**WORK TO COMPLETE**
Locate every line below that contains the word "this" and copy it.

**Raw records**
◆ ◆ ◆

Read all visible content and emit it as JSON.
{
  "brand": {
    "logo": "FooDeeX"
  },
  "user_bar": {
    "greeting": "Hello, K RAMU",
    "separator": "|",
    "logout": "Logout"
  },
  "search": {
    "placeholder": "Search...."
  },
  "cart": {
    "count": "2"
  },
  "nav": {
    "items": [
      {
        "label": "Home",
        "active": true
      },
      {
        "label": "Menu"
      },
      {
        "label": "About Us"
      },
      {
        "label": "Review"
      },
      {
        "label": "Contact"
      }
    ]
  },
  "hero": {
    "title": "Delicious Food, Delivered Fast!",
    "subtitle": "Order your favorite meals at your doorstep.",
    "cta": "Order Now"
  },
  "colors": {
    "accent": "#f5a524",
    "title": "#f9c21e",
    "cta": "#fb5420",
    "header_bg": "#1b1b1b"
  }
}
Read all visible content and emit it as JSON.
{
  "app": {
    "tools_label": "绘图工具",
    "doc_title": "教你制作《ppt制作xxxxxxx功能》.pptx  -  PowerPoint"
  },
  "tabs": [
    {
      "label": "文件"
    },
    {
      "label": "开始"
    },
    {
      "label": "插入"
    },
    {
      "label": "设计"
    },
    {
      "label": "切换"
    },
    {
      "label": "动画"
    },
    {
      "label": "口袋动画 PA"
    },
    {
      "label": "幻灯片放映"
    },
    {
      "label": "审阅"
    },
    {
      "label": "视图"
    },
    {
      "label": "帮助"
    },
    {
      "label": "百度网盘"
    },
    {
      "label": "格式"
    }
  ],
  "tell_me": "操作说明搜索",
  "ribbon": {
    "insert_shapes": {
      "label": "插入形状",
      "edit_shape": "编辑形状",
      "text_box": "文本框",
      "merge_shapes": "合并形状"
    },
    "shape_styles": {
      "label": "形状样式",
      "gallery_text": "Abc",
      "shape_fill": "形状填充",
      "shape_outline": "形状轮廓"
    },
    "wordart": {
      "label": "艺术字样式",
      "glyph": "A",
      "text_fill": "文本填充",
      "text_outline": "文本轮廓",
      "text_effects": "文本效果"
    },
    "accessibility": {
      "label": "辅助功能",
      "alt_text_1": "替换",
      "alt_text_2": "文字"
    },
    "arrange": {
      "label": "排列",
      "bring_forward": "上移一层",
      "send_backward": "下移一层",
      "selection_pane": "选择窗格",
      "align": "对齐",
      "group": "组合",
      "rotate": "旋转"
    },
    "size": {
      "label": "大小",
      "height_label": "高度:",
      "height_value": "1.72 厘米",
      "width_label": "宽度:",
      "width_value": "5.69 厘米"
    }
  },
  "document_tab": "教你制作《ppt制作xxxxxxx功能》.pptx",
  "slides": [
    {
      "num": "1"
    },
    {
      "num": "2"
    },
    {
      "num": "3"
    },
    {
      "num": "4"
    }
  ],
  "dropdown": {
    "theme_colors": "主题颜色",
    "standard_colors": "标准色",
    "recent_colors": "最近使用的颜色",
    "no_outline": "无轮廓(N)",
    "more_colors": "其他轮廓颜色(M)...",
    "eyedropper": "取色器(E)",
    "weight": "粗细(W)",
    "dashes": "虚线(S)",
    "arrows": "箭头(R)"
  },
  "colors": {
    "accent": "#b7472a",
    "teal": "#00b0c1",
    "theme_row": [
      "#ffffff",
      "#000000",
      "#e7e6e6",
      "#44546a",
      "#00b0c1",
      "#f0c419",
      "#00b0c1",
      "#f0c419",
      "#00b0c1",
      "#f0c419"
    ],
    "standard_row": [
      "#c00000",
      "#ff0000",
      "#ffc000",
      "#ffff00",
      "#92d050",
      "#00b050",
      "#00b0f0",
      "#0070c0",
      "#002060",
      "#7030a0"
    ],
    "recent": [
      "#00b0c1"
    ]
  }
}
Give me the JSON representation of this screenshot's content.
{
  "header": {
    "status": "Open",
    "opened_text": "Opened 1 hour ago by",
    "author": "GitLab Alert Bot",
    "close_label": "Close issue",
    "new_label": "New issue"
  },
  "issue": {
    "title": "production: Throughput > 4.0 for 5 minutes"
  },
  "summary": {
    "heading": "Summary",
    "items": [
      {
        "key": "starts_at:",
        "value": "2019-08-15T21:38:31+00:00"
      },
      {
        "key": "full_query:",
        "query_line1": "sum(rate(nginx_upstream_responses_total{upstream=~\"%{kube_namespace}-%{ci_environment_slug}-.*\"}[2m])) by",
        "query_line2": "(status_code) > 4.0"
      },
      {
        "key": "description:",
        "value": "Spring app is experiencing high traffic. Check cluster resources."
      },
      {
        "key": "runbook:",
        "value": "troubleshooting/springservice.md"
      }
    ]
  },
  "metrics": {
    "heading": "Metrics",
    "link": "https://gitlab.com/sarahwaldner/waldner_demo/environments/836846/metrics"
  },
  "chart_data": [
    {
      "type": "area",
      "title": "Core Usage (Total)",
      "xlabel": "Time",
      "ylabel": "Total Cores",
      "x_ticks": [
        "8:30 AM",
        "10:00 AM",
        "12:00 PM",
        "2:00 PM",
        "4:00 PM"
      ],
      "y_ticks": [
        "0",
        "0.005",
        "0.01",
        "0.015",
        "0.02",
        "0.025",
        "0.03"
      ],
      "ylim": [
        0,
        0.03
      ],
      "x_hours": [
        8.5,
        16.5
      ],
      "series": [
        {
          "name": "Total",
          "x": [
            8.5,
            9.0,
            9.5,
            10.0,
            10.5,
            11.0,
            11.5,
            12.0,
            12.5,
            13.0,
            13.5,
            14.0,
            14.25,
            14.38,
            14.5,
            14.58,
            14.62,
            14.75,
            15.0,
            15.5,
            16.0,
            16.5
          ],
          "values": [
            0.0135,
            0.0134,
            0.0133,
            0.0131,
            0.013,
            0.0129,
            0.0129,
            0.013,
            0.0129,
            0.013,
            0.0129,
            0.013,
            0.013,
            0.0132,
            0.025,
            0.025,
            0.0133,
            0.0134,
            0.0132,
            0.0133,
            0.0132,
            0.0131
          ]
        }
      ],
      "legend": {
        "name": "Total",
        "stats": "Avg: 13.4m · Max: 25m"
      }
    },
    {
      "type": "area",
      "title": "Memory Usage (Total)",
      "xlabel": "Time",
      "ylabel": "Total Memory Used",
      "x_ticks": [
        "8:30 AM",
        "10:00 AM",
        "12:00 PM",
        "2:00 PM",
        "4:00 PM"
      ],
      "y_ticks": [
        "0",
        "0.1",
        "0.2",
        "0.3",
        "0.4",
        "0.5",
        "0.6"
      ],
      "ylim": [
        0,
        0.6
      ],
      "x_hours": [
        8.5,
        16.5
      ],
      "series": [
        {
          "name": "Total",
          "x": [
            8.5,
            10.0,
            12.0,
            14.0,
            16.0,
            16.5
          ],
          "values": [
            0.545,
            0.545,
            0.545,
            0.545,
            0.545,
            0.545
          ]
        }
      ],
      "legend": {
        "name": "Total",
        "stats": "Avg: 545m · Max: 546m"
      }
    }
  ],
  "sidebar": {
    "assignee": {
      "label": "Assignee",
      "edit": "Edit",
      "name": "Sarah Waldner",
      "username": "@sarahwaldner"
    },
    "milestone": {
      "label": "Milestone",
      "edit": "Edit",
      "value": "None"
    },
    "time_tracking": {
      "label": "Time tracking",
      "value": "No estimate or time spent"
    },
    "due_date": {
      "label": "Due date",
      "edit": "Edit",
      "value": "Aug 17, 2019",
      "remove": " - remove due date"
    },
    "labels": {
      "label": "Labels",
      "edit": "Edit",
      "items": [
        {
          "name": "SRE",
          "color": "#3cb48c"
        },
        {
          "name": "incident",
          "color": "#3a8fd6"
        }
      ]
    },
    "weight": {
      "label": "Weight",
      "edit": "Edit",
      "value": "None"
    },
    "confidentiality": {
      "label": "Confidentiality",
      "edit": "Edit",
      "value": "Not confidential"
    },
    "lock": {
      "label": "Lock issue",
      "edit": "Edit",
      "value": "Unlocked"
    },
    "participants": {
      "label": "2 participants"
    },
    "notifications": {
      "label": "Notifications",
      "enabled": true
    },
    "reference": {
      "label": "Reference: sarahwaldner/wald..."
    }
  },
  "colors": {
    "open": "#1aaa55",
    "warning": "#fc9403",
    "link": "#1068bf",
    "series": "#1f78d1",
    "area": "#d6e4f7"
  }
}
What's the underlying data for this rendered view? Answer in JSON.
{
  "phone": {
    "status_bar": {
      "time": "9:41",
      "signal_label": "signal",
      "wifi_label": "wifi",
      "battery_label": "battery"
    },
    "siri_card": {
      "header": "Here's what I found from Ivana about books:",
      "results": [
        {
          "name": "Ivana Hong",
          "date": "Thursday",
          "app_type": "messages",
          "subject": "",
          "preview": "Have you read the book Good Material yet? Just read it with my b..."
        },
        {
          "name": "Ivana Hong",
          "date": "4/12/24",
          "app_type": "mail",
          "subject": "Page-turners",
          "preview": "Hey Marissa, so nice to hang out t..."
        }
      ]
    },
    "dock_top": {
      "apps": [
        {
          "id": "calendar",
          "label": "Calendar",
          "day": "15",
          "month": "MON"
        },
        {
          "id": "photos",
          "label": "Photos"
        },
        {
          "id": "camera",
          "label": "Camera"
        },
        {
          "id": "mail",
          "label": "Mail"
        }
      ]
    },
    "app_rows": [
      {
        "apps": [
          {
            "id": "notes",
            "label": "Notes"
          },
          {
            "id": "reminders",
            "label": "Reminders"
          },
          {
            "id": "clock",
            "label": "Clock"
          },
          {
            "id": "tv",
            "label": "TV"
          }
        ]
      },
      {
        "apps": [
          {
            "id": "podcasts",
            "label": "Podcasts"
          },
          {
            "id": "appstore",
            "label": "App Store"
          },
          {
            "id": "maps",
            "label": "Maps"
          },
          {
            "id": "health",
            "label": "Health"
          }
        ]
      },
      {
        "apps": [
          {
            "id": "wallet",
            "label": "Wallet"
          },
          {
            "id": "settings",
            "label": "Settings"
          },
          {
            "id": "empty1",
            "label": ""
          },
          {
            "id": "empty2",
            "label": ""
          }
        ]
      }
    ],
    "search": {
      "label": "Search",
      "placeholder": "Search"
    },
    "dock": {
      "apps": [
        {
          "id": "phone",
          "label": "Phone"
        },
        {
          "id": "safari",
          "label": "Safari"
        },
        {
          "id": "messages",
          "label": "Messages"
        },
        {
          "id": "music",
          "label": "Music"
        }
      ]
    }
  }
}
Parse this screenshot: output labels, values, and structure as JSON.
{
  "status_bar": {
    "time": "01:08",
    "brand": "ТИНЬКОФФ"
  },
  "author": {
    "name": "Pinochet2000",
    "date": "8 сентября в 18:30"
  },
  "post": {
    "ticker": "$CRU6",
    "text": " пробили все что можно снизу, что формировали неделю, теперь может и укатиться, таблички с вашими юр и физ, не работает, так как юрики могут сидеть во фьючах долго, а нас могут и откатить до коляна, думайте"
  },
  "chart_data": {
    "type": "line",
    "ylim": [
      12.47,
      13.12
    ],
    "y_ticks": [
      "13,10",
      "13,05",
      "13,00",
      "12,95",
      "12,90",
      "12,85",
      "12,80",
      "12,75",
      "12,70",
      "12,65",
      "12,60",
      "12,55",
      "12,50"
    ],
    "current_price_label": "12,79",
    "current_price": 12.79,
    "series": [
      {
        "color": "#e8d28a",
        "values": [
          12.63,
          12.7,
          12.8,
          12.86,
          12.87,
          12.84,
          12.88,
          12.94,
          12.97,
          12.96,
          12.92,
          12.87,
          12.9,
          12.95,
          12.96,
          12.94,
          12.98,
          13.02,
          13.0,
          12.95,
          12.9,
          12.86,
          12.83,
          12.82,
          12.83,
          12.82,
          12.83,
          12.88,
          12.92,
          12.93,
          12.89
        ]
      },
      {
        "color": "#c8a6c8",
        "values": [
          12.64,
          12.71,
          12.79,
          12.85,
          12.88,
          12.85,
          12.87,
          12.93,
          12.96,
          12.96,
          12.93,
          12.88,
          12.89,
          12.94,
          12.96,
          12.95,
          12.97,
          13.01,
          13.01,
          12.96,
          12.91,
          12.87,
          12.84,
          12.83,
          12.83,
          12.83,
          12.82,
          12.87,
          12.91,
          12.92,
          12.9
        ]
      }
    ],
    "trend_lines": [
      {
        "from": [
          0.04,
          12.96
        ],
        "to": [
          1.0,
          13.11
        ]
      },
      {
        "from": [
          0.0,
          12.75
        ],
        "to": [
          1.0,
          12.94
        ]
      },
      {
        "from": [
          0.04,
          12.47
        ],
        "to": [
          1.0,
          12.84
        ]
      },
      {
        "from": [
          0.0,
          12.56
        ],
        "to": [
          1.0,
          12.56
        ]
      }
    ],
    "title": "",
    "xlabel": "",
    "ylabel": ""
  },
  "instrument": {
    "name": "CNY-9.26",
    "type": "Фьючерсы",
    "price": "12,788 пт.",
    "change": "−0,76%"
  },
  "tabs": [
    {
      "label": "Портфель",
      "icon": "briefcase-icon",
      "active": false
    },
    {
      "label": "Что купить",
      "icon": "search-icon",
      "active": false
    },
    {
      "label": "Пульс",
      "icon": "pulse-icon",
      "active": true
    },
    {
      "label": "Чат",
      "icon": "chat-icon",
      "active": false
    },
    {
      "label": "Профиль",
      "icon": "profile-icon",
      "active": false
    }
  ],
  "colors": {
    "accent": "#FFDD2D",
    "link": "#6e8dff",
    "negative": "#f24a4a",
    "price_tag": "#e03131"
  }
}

◆ ◆ ◆

**ANSWER IN FULL**
Give me the JSON representation of this screenshot's content.
What's the underlying data for this rendered view? Answer in JSON.
Parse this screenshot: output labels, values, and structure as JSON.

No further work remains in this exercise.